Skip the images. Copy the records exactly as written.

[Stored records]
┏━━
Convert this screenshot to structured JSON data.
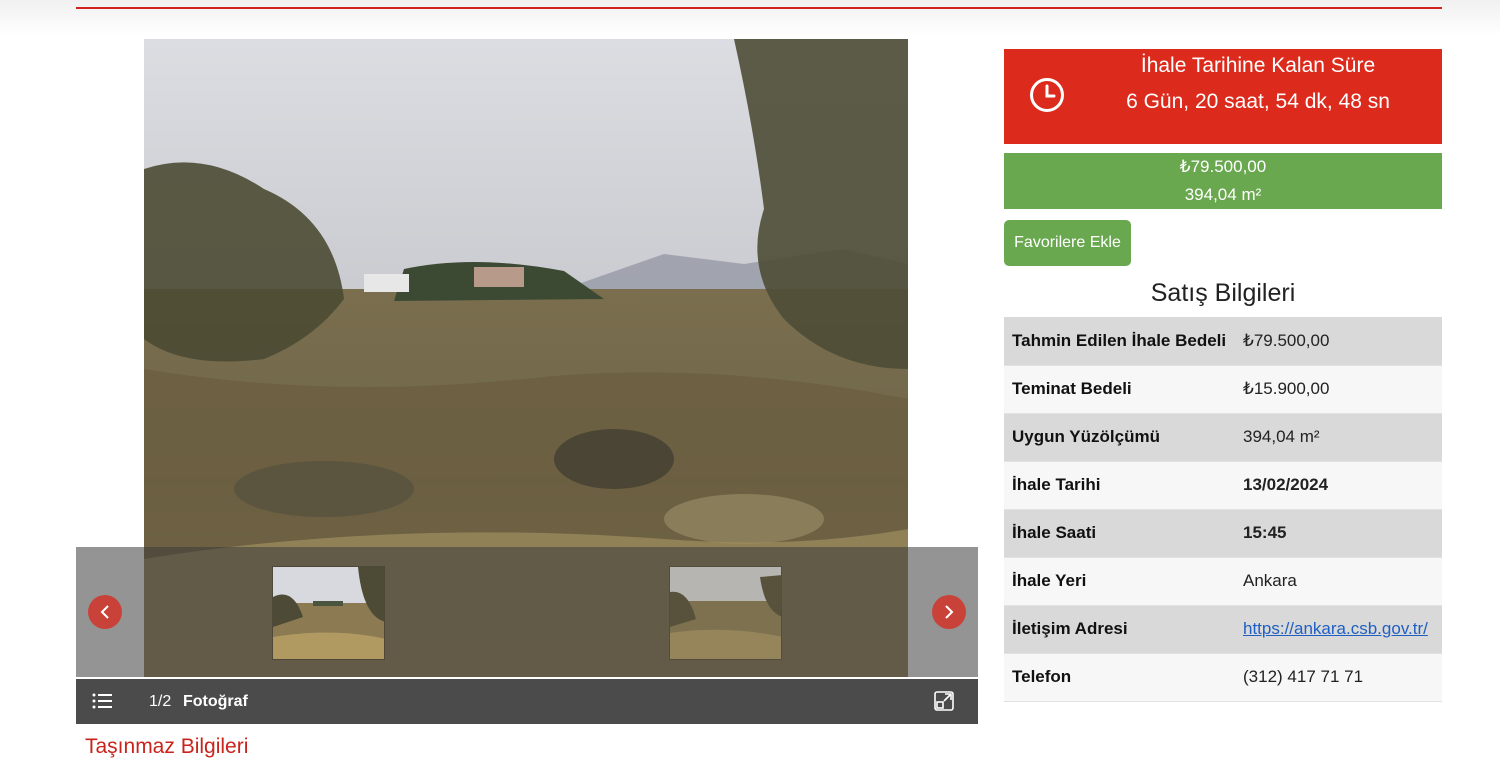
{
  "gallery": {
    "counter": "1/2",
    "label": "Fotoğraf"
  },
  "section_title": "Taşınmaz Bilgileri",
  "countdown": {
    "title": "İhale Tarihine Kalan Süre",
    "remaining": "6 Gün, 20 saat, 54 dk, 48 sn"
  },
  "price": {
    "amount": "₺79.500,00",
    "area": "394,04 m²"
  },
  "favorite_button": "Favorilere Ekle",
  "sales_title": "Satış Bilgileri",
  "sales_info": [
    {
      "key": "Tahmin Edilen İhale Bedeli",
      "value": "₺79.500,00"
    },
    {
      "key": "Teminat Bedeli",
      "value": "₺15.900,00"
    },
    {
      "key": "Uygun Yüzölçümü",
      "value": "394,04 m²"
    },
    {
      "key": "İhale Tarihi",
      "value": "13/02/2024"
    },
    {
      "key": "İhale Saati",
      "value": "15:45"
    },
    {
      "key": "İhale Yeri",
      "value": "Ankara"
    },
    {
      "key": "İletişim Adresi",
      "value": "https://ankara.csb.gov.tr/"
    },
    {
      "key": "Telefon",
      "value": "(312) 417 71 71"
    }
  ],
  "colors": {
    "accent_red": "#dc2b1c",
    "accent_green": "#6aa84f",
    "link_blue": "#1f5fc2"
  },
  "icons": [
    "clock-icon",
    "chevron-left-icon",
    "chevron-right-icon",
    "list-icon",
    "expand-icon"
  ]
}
┗━━
[Written reply]
Convert this screenshot to structured JSON data.
{
  "gallery": {
    "counter": "1/2",
    "label": "Fotoğraf"
  },
  "section_title": "Taşınmaz Bilgileri",
  "countdown": {
    "title": "İhale Tarihine Kalan Süre",
    "remaining": "6 Gün, 20 saat, 54 dk, 48 sn"
  },
  "price": {
    "amount": "₺79.500,00",
    "area": "394,04 m²"
  },
  "favorite_button": "Favorilere Ekle",
  "sales_title": "Satış Bilgileri",
  "sales_info": [
    {
      "key": "Tahmin Edilen İhale Bedeli",
      "value": "₺79.500,00"
    },
    {
      "key": "Teminat Bedeli",
      "value": "₺15.900,00"
    },
    {
      "key": "Uygun Yüzölçümü",
      "value": "394,04 m²"
    },
    {
      "key": "İhale Tarihi",
      "value": "13/02/2024"
    },
    {
      "key": "İhale Saati",
      "value": "15:45"
    },
    {
      "key": "İhale Yeri",
      "value": "Ankara"
    },
    {
      "key": "İletişim Adresi",
      "value": "https://ankara.csb.gov.tr/"
    },
    {
      "key": "Telefon",
      "value": "(312) 417 71 71"
    }
  ],
  "colors": {
    "accent_red": "#dc2b1c",
    "accent_green": "#6aa84f",
    "link_blue": "#1f5fc2"
  },
  "icons": [
    "clock-icon",
    "chevron-left-icon",
    "chevron-right-icon",
    "list-icon",
    "expand-icon"
  ]
}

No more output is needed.